— start of STORED ROWS —
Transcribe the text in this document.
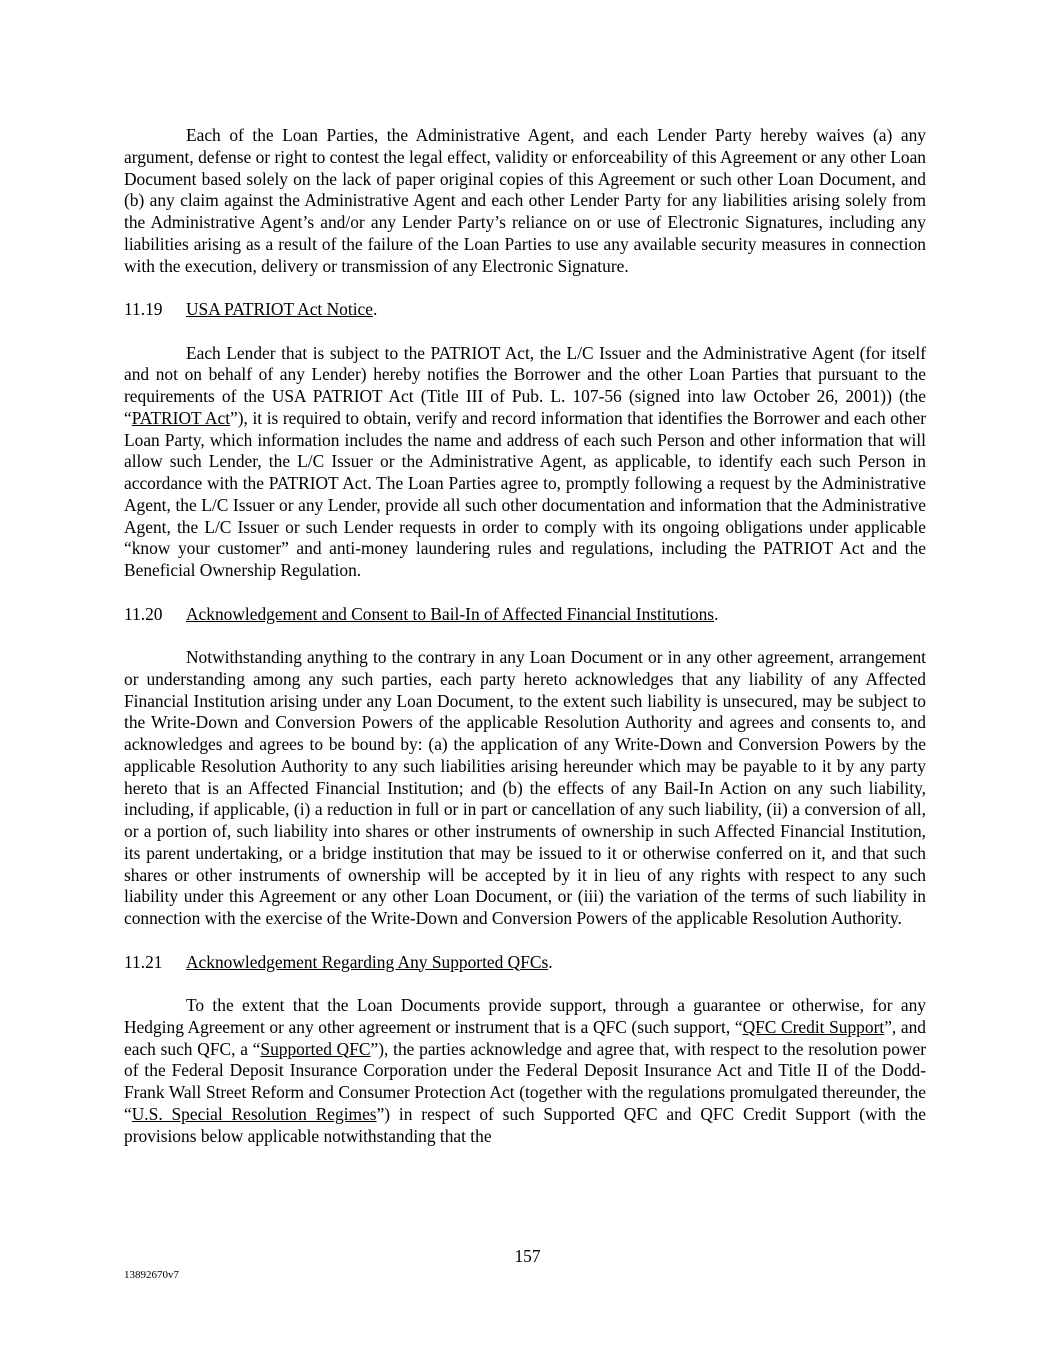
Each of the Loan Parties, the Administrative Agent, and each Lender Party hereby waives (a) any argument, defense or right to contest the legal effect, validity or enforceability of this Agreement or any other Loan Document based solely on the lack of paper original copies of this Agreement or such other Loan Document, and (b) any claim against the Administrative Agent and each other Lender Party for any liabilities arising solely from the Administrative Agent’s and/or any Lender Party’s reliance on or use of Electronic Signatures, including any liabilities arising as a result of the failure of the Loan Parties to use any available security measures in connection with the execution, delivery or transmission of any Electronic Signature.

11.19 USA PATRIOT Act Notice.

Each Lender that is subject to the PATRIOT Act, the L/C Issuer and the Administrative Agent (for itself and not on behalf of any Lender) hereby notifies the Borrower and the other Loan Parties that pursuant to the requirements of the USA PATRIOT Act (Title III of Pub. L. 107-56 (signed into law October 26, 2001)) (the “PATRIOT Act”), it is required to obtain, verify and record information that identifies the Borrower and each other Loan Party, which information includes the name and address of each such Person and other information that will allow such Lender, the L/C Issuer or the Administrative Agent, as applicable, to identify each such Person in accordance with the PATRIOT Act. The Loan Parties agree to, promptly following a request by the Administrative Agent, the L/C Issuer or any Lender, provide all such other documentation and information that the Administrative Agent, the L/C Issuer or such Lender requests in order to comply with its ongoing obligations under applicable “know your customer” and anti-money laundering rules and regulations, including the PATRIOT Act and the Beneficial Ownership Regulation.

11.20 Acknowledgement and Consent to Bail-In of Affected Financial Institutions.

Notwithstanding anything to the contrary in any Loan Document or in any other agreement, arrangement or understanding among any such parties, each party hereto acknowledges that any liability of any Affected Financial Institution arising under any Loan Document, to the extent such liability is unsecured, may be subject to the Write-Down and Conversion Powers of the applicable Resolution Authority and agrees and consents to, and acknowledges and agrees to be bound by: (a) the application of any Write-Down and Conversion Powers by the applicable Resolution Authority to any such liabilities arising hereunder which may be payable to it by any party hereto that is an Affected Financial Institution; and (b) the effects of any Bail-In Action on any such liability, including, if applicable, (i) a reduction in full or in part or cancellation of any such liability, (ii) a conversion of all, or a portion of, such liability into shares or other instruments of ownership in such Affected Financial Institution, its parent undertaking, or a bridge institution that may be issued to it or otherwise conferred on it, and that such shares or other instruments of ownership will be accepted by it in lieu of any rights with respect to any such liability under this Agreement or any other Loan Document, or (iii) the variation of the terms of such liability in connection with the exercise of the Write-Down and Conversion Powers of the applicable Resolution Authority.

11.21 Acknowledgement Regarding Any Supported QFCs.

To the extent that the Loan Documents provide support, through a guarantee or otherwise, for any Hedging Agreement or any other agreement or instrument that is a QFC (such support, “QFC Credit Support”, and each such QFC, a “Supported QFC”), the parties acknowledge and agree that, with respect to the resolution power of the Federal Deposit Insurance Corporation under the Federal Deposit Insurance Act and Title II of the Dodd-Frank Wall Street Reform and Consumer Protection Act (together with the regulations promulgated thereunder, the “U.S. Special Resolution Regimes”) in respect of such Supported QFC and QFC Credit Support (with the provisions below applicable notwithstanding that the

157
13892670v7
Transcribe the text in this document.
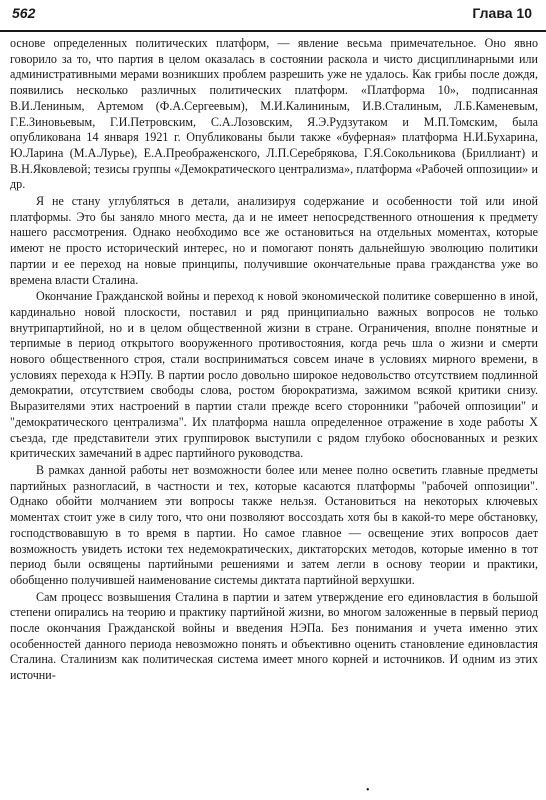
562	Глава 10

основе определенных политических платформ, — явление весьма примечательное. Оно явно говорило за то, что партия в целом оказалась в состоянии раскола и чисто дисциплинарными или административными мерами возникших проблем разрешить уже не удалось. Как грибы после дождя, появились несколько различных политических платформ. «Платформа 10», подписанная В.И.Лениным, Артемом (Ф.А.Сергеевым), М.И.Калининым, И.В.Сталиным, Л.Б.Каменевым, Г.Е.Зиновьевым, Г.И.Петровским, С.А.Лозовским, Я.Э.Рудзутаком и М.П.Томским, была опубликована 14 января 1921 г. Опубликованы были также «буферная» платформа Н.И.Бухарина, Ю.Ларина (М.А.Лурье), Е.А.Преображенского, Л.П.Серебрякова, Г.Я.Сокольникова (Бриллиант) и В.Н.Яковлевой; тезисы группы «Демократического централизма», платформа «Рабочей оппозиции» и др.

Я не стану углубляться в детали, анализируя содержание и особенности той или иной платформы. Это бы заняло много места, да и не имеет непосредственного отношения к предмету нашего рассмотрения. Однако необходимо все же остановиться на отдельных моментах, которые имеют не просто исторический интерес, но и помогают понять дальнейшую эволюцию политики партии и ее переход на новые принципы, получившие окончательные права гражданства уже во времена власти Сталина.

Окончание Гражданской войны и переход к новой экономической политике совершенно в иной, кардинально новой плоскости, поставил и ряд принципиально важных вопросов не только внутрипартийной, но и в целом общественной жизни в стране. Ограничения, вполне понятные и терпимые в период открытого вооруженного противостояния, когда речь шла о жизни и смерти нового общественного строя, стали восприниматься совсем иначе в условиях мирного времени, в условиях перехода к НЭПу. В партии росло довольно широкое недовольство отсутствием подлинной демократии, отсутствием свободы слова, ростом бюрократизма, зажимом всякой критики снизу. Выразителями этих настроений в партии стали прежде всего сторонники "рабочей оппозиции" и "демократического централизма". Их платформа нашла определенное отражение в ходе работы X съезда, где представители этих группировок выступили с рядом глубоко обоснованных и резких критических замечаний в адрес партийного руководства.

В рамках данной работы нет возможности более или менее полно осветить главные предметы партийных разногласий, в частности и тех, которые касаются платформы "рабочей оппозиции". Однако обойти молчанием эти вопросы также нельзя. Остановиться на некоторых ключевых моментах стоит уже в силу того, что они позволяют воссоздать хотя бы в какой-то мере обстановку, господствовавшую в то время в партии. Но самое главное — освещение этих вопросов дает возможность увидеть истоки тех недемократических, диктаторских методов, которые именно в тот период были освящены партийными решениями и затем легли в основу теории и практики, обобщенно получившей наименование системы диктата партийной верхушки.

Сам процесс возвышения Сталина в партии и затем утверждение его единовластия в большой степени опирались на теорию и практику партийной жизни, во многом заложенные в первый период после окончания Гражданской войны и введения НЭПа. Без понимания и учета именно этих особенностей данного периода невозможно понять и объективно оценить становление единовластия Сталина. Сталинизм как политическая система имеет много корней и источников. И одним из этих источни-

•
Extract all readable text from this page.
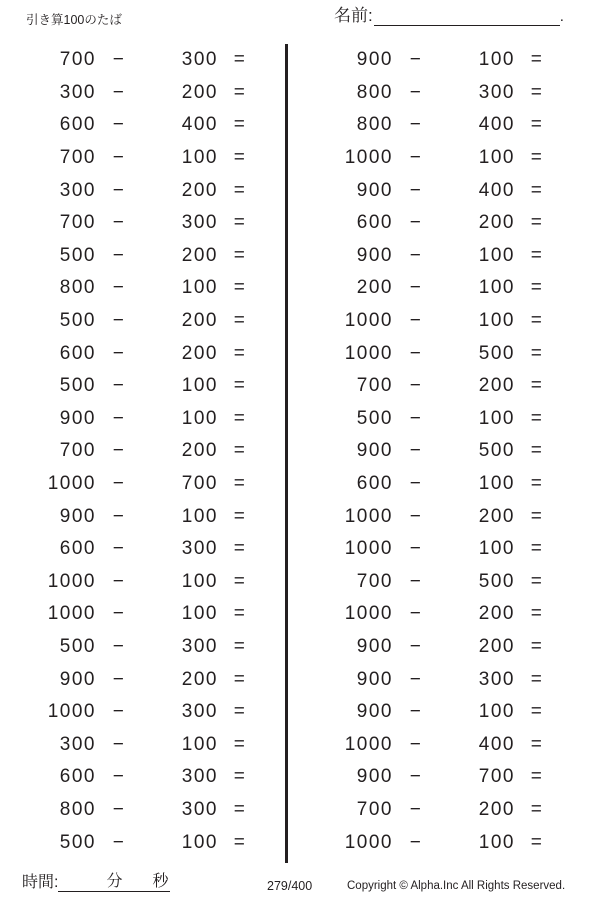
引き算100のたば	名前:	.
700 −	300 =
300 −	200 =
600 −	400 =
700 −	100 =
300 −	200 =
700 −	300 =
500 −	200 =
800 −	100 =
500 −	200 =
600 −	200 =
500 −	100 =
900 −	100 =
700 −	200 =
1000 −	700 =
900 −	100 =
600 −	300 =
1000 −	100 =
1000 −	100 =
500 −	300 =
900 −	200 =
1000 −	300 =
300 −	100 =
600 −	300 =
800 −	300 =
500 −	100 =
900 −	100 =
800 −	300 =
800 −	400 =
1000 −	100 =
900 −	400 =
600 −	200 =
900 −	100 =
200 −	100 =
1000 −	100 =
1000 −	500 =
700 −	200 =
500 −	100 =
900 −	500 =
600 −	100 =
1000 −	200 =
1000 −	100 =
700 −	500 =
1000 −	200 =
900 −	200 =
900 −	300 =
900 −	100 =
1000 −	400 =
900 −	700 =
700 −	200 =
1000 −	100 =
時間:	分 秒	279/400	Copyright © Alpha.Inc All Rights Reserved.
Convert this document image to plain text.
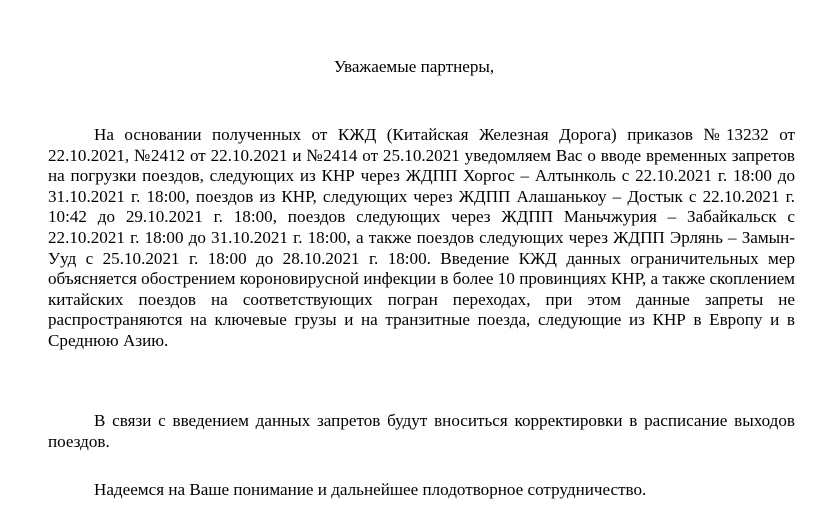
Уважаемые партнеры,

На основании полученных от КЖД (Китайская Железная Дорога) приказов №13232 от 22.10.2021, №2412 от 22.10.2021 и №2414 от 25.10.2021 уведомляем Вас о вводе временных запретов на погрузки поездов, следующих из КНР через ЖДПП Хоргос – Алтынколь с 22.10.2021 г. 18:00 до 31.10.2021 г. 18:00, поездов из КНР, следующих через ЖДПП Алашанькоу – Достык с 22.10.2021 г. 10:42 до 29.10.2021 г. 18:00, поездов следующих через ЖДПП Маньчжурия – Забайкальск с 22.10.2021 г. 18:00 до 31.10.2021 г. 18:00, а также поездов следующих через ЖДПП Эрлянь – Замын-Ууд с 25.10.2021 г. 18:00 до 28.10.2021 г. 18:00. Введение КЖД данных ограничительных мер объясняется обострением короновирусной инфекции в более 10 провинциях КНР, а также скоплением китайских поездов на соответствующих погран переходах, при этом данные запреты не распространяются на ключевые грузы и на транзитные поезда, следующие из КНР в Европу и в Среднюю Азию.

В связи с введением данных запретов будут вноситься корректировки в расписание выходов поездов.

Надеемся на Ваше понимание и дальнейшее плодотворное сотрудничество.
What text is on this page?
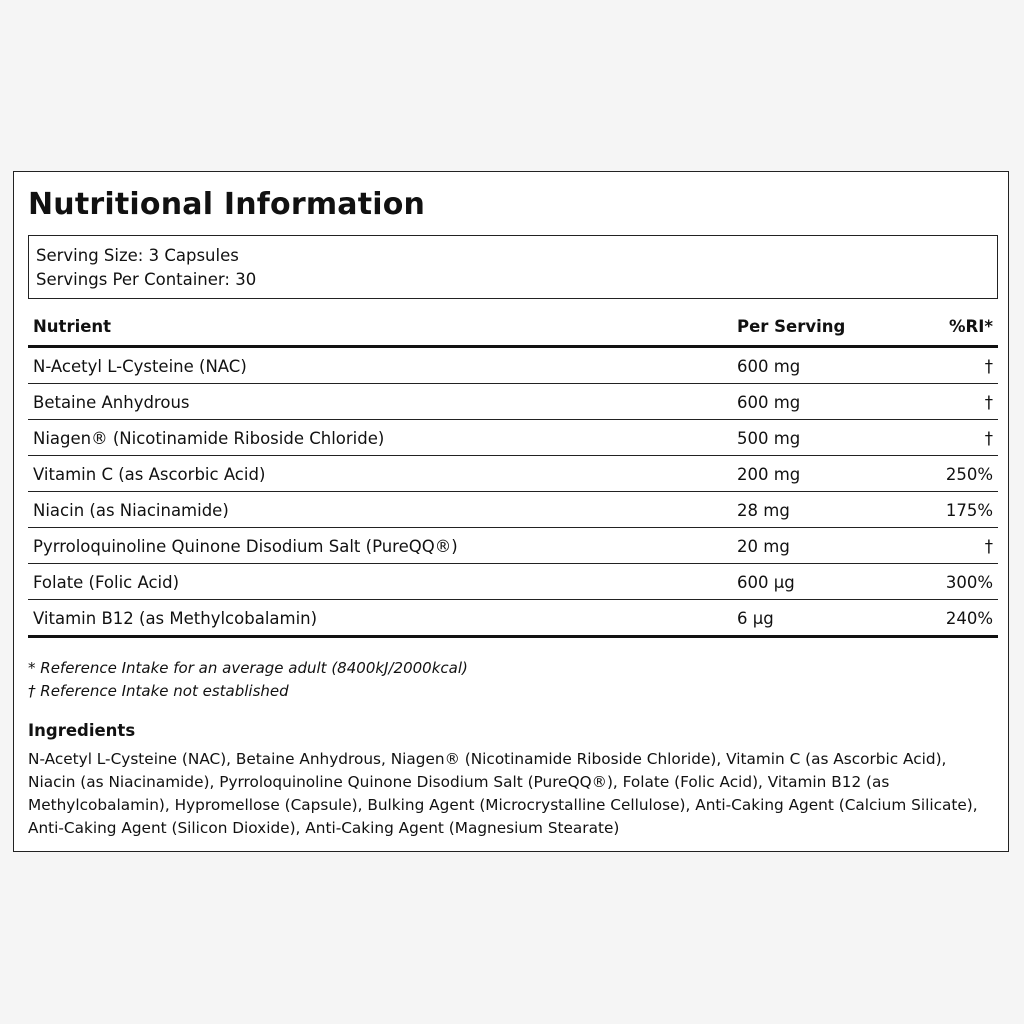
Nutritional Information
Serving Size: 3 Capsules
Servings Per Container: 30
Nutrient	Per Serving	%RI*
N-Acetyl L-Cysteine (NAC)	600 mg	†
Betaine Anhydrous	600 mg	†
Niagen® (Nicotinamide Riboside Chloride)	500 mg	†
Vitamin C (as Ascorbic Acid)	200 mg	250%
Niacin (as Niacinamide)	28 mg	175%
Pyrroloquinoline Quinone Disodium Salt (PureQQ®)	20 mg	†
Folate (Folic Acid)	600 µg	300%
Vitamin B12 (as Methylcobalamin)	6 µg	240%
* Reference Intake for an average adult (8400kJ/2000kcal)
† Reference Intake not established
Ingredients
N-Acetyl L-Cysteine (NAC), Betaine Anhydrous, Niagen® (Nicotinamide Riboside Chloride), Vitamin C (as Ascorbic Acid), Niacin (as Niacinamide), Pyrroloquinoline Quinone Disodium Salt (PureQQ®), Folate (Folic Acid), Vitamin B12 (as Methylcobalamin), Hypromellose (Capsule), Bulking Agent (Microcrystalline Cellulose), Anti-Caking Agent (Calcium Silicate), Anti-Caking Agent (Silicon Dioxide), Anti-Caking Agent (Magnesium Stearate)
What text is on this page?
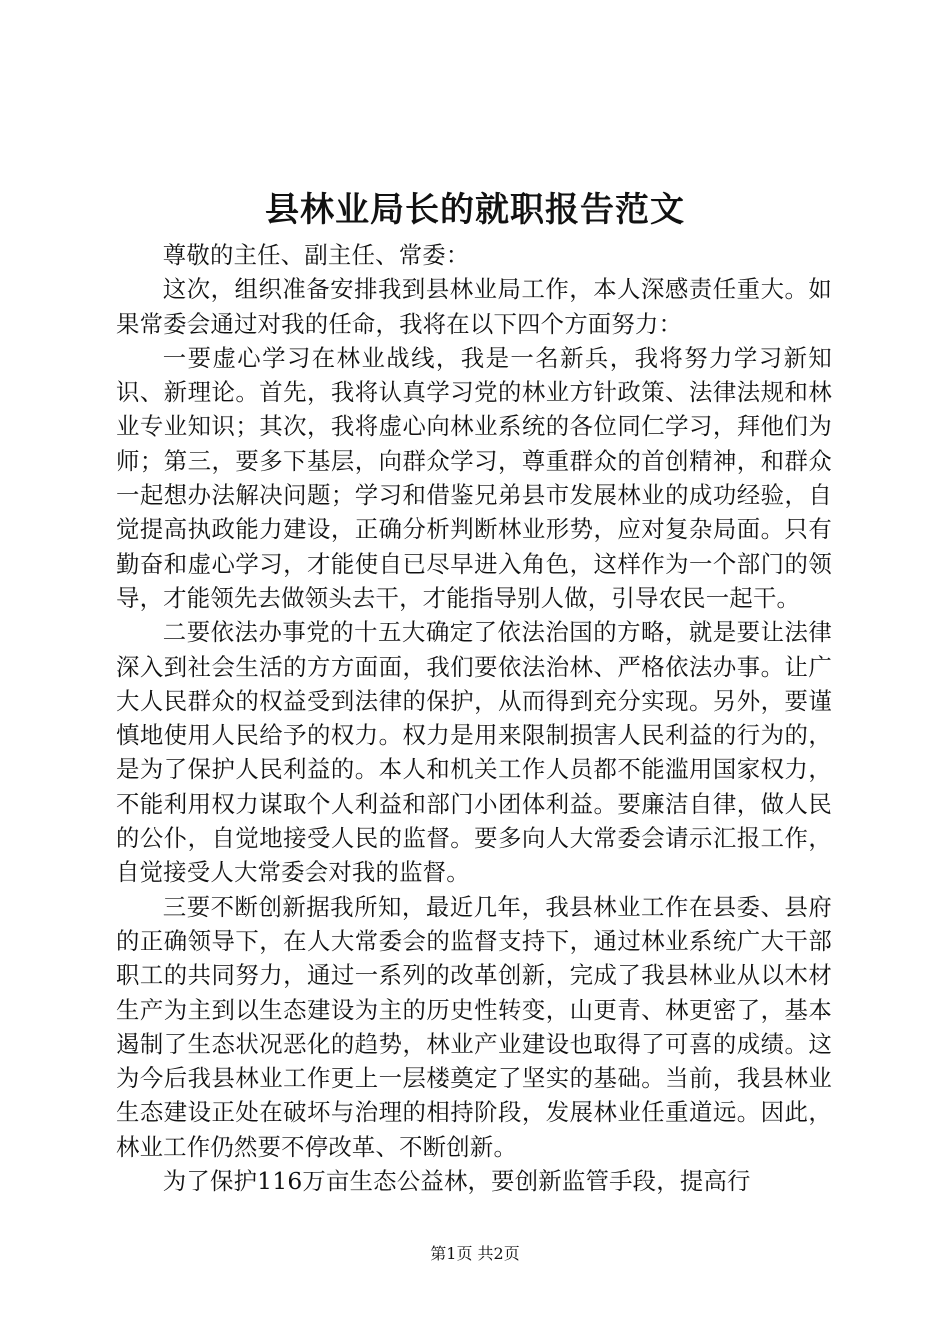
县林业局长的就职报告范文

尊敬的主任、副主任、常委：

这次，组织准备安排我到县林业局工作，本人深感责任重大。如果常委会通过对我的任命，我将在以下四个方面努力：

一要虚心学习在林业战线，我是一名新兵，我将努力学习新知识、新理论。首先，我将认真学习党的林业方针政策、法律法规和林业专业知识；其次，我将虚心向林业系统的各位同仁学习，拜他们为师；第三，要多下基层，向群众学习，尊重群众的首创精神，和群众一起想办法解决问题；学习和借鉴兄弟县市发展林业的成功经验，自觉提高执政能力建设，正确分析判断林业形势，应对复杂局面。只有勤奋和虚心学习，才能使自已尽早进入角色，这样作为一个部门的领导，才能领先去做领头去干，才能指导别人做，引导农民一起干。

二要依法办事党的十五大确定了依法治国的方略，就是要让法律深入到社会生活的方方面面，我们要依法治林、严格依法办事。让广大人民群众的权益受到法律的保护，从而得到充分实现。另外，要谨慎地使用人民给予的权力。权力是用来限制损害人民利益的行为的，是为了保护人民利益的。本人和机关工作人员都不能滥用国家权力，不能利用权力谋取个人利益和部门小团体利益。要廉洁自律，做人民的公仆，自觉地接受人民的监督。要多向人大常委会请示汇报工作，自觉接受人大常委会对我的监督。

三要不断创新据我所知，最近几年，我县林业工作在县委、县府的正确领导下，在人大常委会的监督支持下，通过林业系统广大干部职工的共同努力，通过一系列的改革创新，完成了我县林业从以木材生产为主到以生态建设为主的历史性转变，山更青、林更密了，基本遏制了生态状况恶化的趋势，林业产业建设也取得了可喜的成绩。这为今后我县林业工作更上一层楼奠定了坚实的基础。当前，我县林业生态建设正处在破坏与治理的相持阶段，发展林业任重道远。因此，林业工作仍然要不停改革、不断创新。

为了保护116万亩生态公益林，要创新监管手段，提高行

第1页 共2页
— end of STORED ROWS —
Pick out and copy the lines of the entries that hold the string "Cysteine".

N-Acetyl L-Cysteine (NAC)	600 mg	†
N-Acetyl L-Cysteine (NAC), Betaine Anhydrous, Niagen® (Nicotinamide Riboside Chloride), Vitamin C (as Ascorbic Acid), Niacin (as Niacinamide), Pyrroloquinoline Quinone Disodium Salt (PureQQ®), Folate (Folic Acid), Vitamin B12 (as Methylcobalamin), Hypromellose (Capsule), Bulking Agent (Microcrystalline Cellulose), Anti-Caking Agent (Calcium Silicate), Anti-Caking Agent (Silicon Dioxide), Anti-Caking Agent (Magnesium Stearate)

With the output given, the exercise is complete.